[Begin]

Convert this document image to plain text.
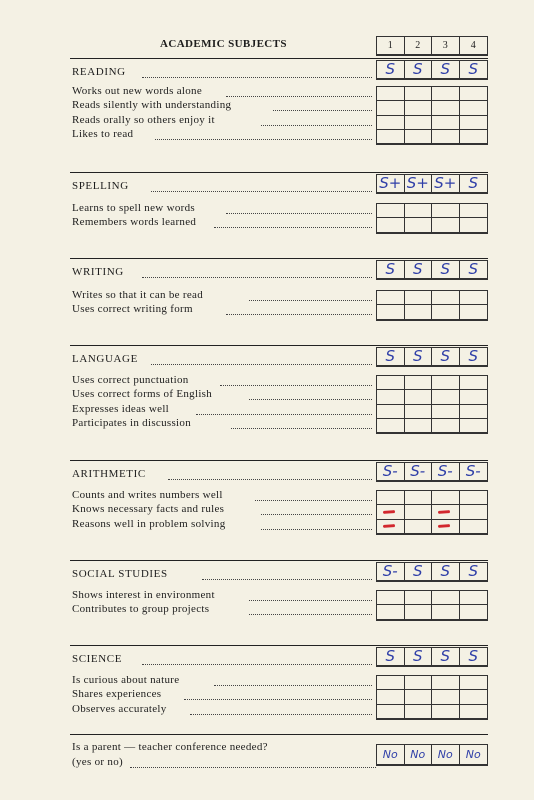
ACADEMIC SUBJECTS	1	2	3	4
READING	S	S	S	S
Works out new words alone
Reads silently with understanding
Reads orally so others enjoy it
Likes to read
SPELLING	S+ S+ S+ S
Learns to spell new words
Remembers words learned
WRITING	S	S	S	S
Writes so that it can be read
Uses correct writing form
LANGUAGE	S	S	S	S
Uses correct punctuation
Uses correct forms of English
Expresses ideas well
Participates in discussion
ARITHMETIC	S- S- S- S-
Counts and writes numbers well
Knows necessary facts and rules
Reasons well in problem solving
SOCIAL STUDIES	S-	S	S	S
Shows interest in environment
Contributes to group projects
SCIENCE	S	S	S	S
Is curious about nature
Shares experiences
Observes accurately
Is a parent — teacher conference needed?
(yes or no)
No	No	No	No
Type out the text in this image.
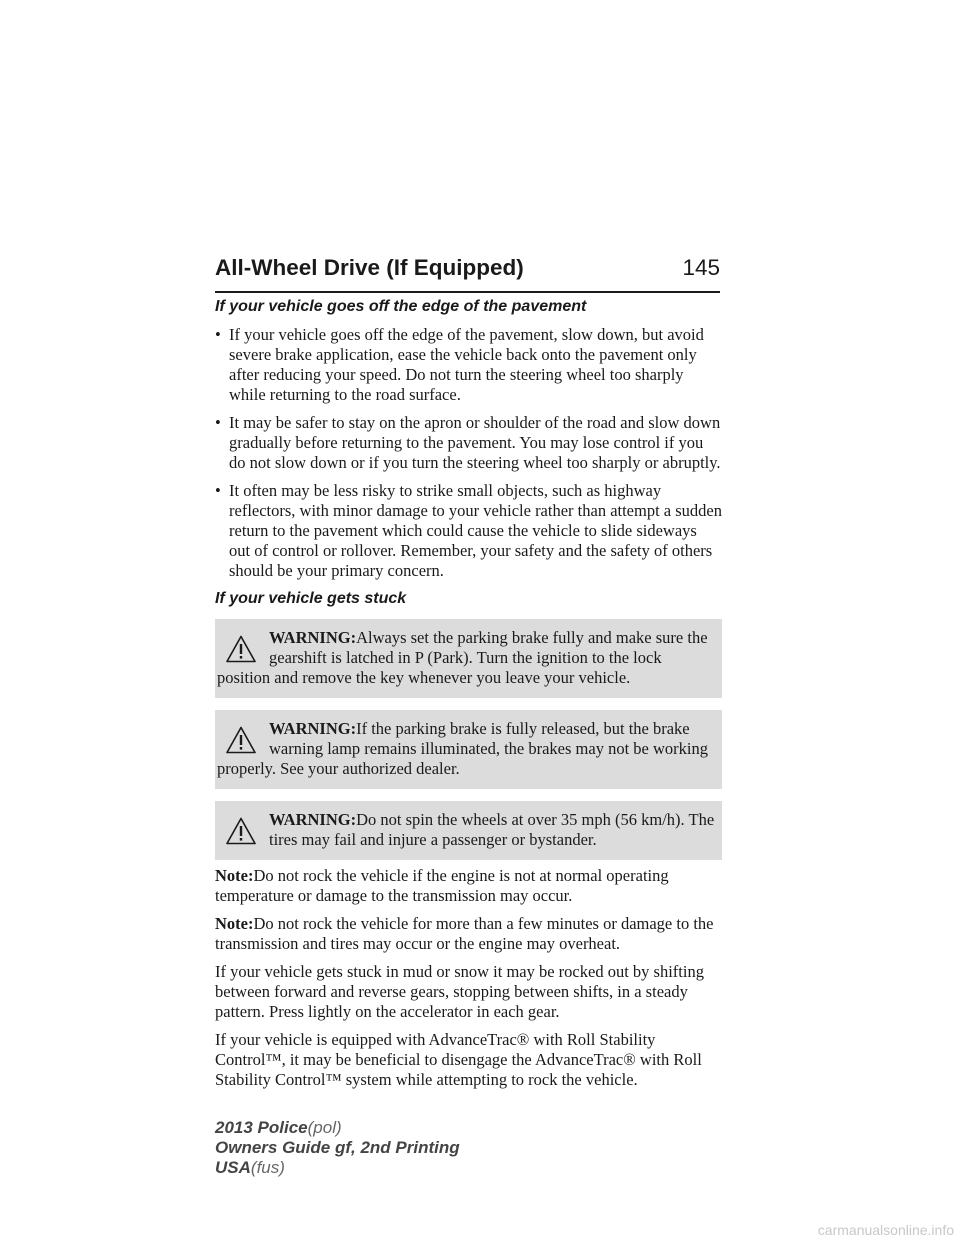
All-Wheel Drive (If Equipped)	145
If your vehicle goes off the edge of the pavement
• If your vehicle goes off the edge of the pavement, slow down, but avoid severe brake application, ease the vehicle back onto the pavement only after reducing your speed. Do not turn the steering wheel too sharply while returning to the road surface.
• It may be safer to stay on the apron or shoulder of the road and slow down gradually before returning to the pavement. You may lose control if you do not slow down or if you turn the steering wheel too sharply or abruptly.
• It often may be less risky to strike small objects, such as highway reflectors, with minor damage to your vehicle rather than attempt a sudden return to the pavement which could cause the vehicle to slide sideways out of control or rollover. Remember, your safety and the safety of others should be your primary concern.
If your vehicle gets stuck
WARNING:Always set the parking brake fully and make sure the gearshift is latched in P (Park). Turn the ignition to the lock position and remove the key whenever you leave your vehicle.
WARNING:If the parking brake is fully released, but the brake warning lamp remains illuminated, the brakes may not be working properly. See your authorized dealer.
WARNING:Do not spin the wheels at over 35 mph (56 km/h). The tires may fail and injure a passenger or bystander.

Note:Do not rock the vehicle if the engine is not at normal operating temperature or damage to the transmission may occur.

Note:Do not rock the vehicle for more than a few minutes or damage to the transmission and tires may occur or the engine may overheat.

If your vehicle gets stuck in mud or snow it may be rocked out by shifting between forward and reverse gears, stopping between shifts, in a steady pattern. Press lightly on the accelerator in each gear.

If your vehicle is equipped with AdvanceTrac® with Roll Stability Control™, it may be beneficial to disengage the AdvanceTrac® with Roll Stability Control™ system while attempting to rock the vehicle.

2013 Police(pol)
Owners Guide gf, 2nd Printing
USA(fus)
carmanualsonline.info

[End]
[Begin]

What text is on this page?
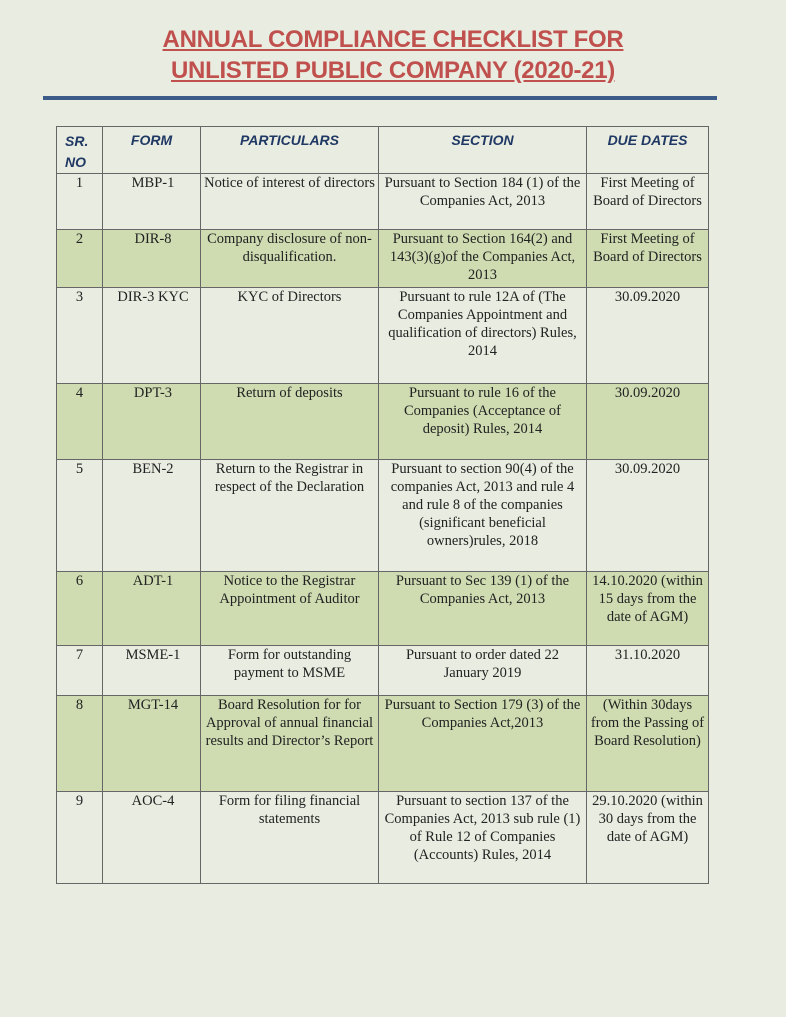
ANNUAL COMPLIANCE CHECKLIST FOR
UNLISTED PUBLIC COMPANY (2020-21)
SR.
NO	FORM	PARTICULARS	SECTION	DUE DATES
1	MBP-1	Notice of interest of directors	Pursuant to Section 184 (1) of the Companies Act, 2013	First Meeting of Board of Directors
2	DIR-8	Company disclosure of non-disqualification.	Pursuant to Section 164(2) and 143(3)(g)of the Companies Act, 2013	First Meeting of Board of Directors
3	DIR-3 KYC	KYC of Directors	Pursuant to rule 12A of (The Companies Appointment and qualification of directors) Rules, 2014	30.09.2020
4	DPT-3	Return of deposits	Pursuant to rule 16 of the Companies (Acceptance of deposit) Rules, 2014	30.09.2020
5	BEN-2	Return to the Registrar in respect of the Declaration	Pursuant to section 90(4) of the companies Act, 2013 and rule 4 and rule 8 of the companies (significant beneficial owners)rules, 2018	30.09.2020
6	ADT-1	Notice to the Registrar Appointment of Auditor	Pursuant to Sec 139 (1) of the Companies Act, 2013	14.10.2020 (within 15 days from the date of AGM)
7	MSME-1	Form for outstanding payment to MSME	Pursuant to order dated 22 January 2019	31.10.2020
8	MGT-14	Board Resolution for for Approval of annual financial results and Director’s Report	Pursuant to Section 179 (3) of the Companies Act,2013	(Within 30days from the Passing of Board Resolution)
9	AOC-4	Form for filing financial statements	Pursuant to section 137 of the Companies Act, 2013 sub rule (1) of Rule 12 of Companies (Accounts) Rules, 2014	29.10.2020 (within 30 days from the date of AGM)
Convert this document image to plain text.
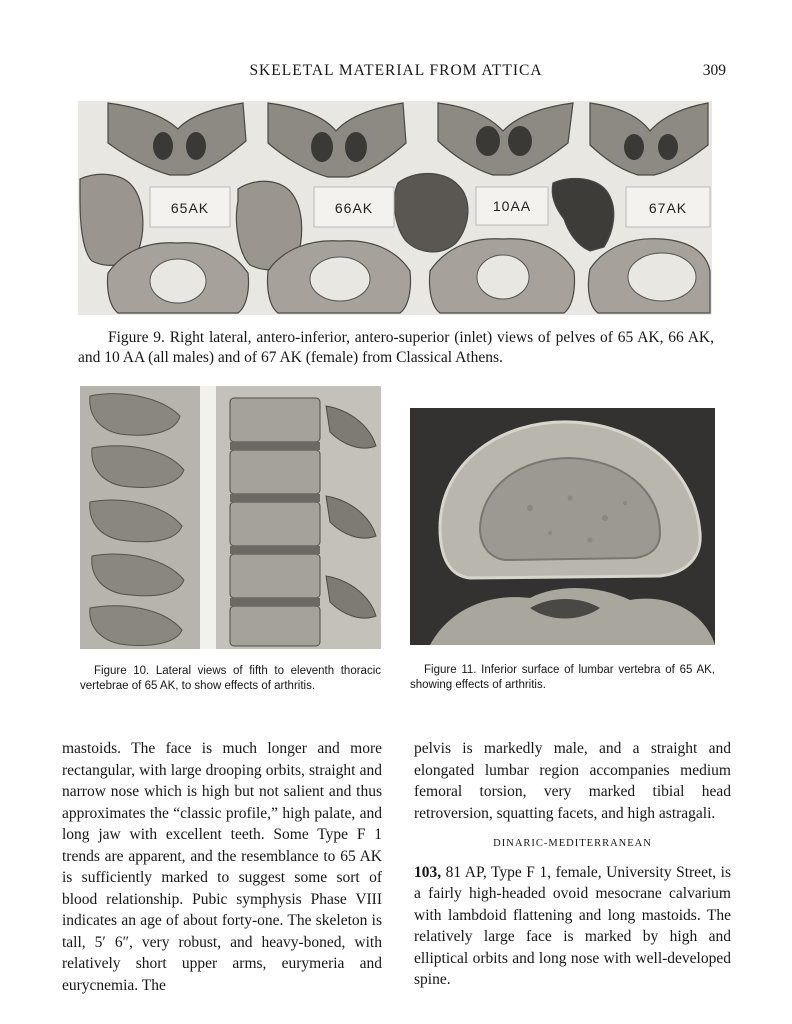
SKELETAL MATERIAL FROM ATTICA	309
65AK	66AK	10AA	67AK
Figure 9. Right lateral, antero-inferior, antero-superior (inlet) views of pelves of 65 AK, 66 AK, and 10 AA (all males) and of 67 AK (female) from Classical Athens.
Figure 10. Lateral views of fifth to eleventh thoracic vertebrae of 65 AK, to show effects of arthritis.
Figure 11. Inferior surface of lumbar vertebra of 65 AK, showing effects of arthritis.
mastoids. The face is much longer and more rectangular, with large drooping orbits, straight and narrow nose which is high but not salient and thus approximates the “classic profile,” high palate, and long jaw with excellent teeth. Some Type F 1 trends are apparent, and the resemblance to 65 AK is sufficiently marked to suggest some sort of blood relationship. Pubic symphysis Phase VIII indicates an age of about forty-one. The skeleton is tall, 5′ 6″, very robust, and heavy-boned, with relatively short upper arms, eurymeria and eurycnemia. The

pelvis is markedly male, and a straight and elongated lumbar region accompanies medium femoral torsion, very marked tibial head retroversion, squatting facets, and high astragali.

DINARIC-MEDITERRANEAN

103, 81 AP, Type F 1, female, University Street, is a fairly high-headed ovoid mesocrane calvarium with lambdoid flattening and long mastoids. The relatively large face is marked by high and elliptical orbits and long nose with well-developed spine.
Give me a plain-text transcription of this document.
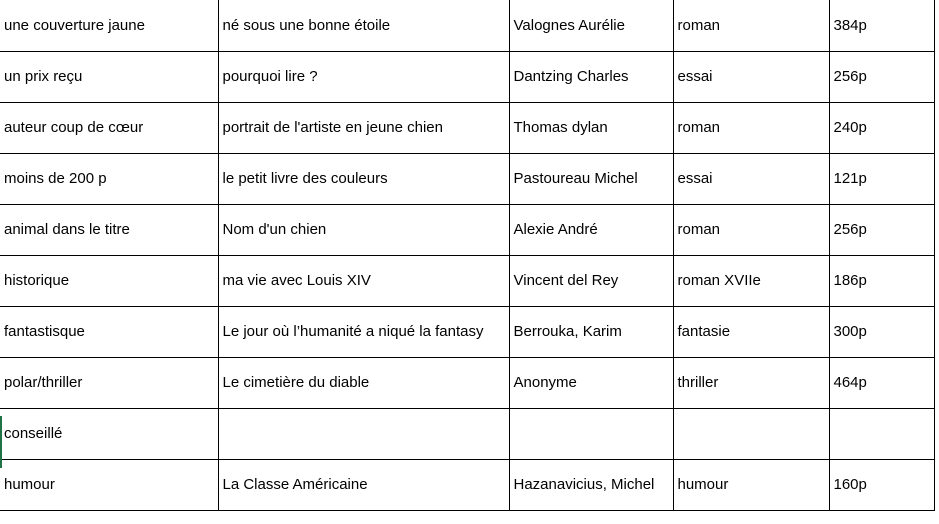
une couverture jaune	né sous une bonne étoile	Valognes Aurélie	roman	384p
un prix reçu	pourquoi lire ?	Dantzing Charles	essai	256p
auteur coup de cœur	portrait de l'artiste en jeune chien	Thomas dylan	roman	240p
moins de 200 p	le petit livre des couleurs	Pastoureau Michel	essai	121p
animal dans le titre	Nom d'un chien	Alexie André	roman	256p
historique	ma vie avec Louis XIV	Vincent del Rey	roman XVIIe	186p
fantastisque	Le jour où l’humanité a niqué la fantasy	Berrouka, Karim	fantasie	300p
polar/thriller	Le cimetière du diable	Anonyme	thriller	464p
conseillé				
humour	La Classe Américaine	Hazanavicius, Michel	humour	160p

[End]

TO BE DONE: Provide only the count of lines in the material above that hold the word "arthritis".

OUTPUT FOR THIS EXERCISE: 2